▶ [Problem to work on]: The response should consist of the data below, copied exactly, with no pictures in it.

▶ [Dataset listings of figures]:

+ + + + +

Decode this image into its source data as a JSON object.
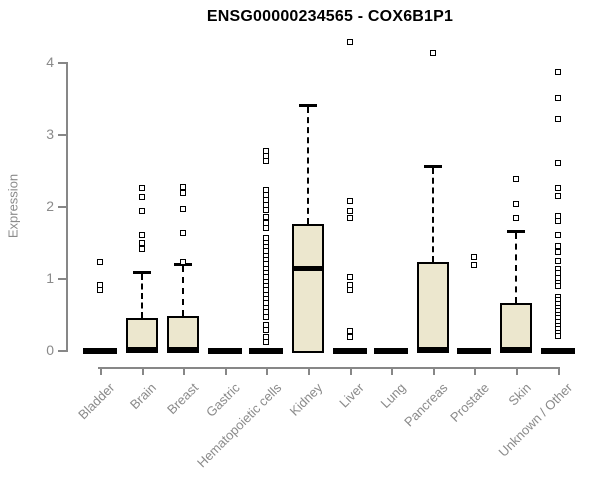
{
  "chart_data": {
    "type": "boxplot",
    "title": "ENSG00000234565 - COX6B1P1",
    "ylabel": "Expression",
    "xlabel": "",
    "ylim": [
      0,
      4
    ],
    "yticks": [
      0,
      1,
      2,
      3,
      4
    ],
    "grid": false,
    "legend_position": "none",
    "colors": {
      "box_fill": "#ECE7CE",
      "box_border": "#000000",
      "axis_line": "#878787",
      "axis_text": "#8a8a8a",
      "title_text": "#000000"
    },
    "categories": [
      "Bladder",
      "Brain",
      "Breast",
      "Gastric",
      "Hematopoietic cells",
      "Kidney",
      "Liver",
      "Lung",
      "Pancreas",
      "Prostate",
      "Skin",
      "Unknown / Other"
    ],
    "boxes": [
      {
        "category": "Bladder",
        "q1": 0,
        "median": 0,
        "q3": 0,
        "whisker_low": 0,
        "whisker_high": 0,
        "outliers": [
          1.22,
          0.9,
          0.83
        ]
      },
      {
        "category": "Brain",
        "q1": 0,
        "median": 0,
        "q3": 0.45,
        "whisker_low": 0,
        "whisker_high": 1.08,
        "outliers": [
          2.25,
          2.13,
          1.93,
          1.6,
          1.48,
          1.41
        ]
      },
      {
        "category": "Breast",
        "q1": 0,
        "median": 0,
        "q3": 0.47,
        "whisker_low": 0,
        "whisker_high": 1.2,
        "outliers": [
          2.26,
          2.18,
          1.96,
          1.63,
          1.22
        ]
      },
      {
        "category": "Gastric",
        "q1": 0,
        "median": 0,
        "q3": 0,
        "whisker_low": 0,
        "whisker_high": 0,
        "outliers": []
      },
      {
        "category": "Hematopoietic cells",
        "q1": 0,
        "median": 0,
        "q3": 0,
        "whisker_low": 0,
        "whisker_high": 0,
        "outliers": [
          2.77,
          2.7,
          2.63,
          2.22,
          2.15,
          2.08,
          2.01,
          1.94,
          1.85,
          1.77,
          1.69,
          1.56,
          1.49,
          1.43,
          1.37,
          1.31,
          1.25,
          1.19,
          1.13,
          1.07,
          1.01,
          0.95,
          0.89,
          0.83,
          0.77,
          0.71,
          0.65,
          0.59,
          0.53,
          0.46,
          0.35,
          0.28,
          0.18,
          0.11
        ]
      },
      {
        "category": "Kidney",
        "q1": 0,
        "median": 1.12,
        "q3": 1.75,
        "whisker_low": 0,
        "whisker_high": 3.4,
        "outliers": []
      },
      {
        "category": "Liver",
        "q1": 0,
        "median": 0,
        "q3": 0,
        "whisker_low": 0,
        "whisker_high": 0,
        "outliers": [
          4.28,
          2.07,
          1.93,
          1.83,
          1.01,
          0.91,
          0.83,
          0.26,
          0.18
        ]
      },
      {
        "category": "Lung",
        "q1": 0,
        "median": 0,
        "q3": 0,
        "whisker_low": 0,
        "whisker_high": 0,
        "outliers": []
      },
      {
        "category": "Pancreas",
        "q1": 0,
        "median": 0,
        "q3": 1.22,
        "whisker_low": 0,
        "whisker_high": 2.56,
        "outliers": [
          4.12
        ]
      },
      {
        "category": "Prostate",
        "q1": 0,
        "median": 0,
        "q3": 0,
        "whisker_low": 0,
        "whisker_high": 0,
        "outliers": [
          1.29,
          1.18
        ]
      },
      {
        "category": "Skin",
        "q1": 0,
        "median": 0,
        "q3": 0.66,
        "whisker_low": 0,
        "whisker_high": 1.66,
        "outliers": [
          2.37,
          2.03,
          1.83
        ]
      },
      {
        "category": "Unknown / Other",
        "q1": 0,
        "median": 0,
        "q3": 0,
        "whisker_low": 0,
        "whisker_high": 0,
        "outliers": [
          3.86,
          3.5,
          3.21,
          2.6,
          2.25,
          2.14,
          1.86,
          1.79,
          1.6,
          1.44,
          1.36,
          1.23,
          1.13,
          1.07,
          1.0,
          0.93,
          0.89,
          0.74,
          0.69,
          0.64,
          0.59,
          0.54,
          0.49,
          0.44,
          0.39,
          0.34,
          0.29,
          0.24,
          0.19
        ]
      }
    ]
  }
}
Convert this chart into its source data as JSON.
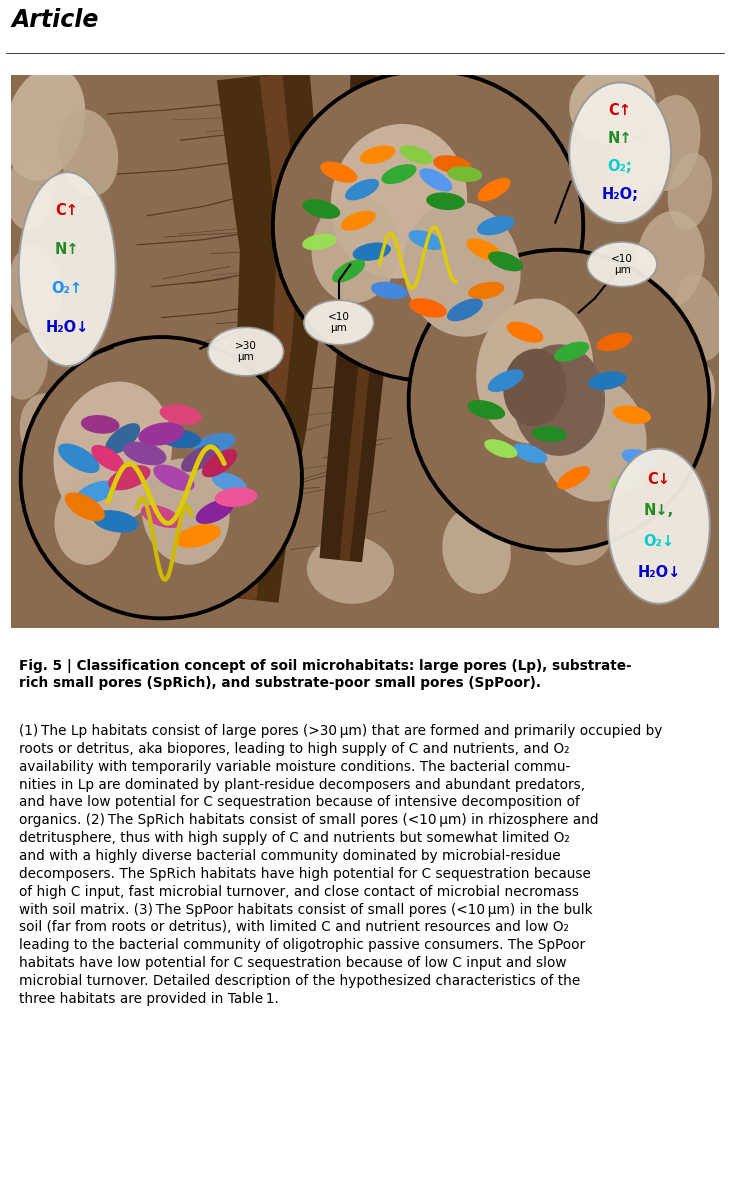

+ + + + +

▶ [Answer for the task]:
Decode this image into its source data as a JSON object.
{
  "chart_data": {
    "type": "boxplot",
    "title": "ENSG00000234565 - COX6B1P1",
    "ylabel": "Expression",
    "xlabel": "",
    "ylim": [
      0,
      4
    ],
    "yticks": [
      0,
      1,
      2,
      3,
      4
    ],
    "grid": false,
    "legend_position": "none",
    "colors": {
      "box_fill": "#ECE7CE",
      "box_border": "#000000",
      "axis_line": "#878787",
      "axis_text": "#8a8a8a",
      "title_text": "#000000"
    },
    "categories": [
      "Bladder",
      "Brain",
      "Breast",
      "Gastric",
      "Hematopoietic cells",
      "Kidney",
      "Liver",
      "Lung",
      "Pancreas",
      "Prostate",
      "Skin",
      "Unknown / Other"
    ],
    "boxes": [
      {
        "category": "Bladder",
        "q1": 0,
        "median": 0,
        "q3": 0,
        "whisker_low": 0,
        "whisker_high": 0,
        "outliers": [
          1.22,
          0.9,
          0.83
        ]
      },
      {
        "category": "Brain",
        "q1": 0,
        "median": 0,
        "q3": 0.45,
        "whisker_low": 0,
        "whisker_high": 1.08,
        "outliers": [
          2.25,
          2.13,
          1.93,
          1.6,
          1.48,
          1.41
        ]
      },
      {
        "category": "Breast",
        "q1": 0,
        "median": 0,
        "q3": 0.47,
        "whisker_low": 0,
        "whisker_high": 1.2,
        "outliers": [
          2.26,
          2.18,
          1.96,
          1.63,
          1.22
        ]
      },
      {
        "category": "Gastric",
        "q1": 0,
        "median": 0,
        "q3": 0,
        "whisker_low": 0,
        "whisker_high": 0,
        "outliers": []
      },
      {
        "category": "Hematopoietic cells",
        "q1": 0,
        "median": 0,
        "q3": 0,
        "whisker_low": 0,
        "whisker_high": 0,
        "outliers": [
          2.77,
          2.7,
          2.63,
          2.22,
          2.15,
          2.08,
          2.01,
          1.94,
          1.85,
          1.77,
          1.69,
          1.56,
          1.49,
          1.43,
          1.37,
          1.31,
          1.25,
          1.19,
          1.13,
          1.07,
          1.01,
          0.95,
          0.89,
          0.83,
          0.77,
          0.71,
          0.65,
          0.59,
          0.53,
          0.46,
          0.35,
          0.28,
          0.18,
          0.11
        ]
      },
      {
        "category": "Kidney",
        "q1": 0,
        "median": 1.12,
        "q3": 1.75,
        "whisker_low": 0,
        "whisker_high": 3.4,
        "outliers": []
      },
      {
        "category": "Liver",
        "q1": 0,
        "median": 0,
        "q3": 0,
        "whisker_low": 0,
        "whisker_high": 0,
        "outliers": [
          4.28,
          2.07,
          1.93,
          1.83,
          1.01,
          0.91,
          0.83,
          0.26,
          0.18
        ]
      },
      {
        "category": "Lung",
        "q1": 0,
        "median": 0,
        "q3": 0,
        "whisker_low": 0,
        "whisker_high": 0,
        "outliers": []
      },
      {
        "category": "Pancreas",
        "q1": 0,
        "median": 0,
        "q3": 1.22,
        "whisker_low": 0,
        "whisker_high": 2.56,
        "outliers": [
          4.12
        ]
      },
      {
        "category": "Prostate",
        "q1": 0,
        "median": 0,
        "q3": 0,
        "whisker_low": 0,
        "whisker_high": 0,
        "outliers": [
          1.29,
          1.18
        ]
      },
      {
        "category": "Skin",
        "q1": 0,
        "median": 0,
        "q3": 0.66,
        "whisker_low": 0,
        "whisker_high": 1.66,
        "outliers": [
          2.37,
          2.03,
          1.83
        ]
      },
      {
        "category": "Unknown / Other",
        "q1": 0,
        "median": 0,
        "q3": 0,
        "whisker_low": 0,
        "whisker_high": 0,
        "outliers": [
          3.86,
          3.5,
          3.21,
          2.6,
          2.25,
          2.14,
          1.86,
          1.79,
          1.6,
          1.44,
          1.36,
          1.23,
          1.13,
          1.07,
          1.0,
          0.93,
          0.89,
          0.74,
          0.69,
          0.64,
          0.59,
          0.54,
          0.49,
          0.44,
          0.39,
          0.34,
          0.29,
          0.24,
          0.19
        ]
      }
    ]
  }
}
Convert this chart into its source data as JSON.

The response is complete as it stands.